(TASK DETAILS):
Count how many lines of the data include "hazm". The answer is that number and nothing else.

(Saved entries)
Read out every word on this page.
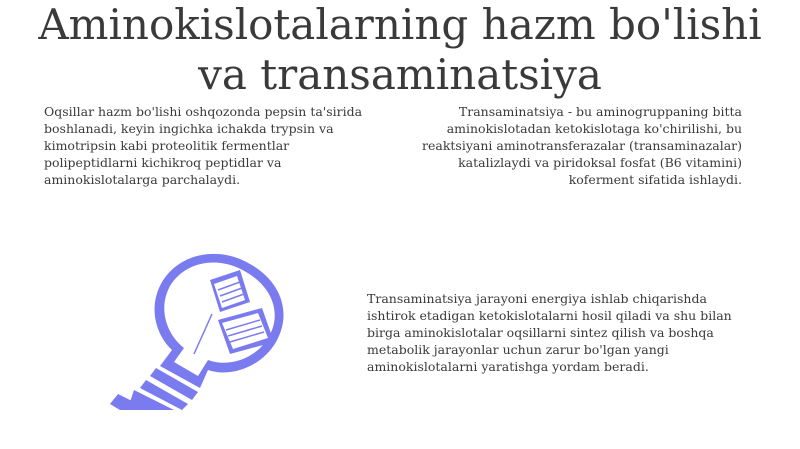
Aminokislotalarning hazm bo'lishi
va transaminatsiya

Oqsillar hazm bo'lishi oshqozonda pepsin ta'sirida boshlanadi, keyin ingichka ichakda trypsin va kimotripsin kabi proteolitik fermentlar polipeptidlarni kichikroq peptidlar va aminokislotalarga parchalaydi.

Transaminatsiya - bu aminogruppaning bitta aminokislotadan ketokislotaga ko'chirilishi, bu reaktsiyani aminotransferazalar (transaminazalar) katalizlaydi va piridoksal fosfat (B6 vitamini) koferment sifatida ishlaydi.

Transaminatsiya jarayoni energiya ishlab chiqarishda ishtirok etadigan ketokislotalarni hosil qiladi va shu bilan birga aminokislotalar oqsillarni sintez qilish va boshqa metabolik jarayonlar uchun zarur bo'lgan yangi aminokislotalarni yaratishga yordam beradi.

(WRITTEN SOLUTION):
2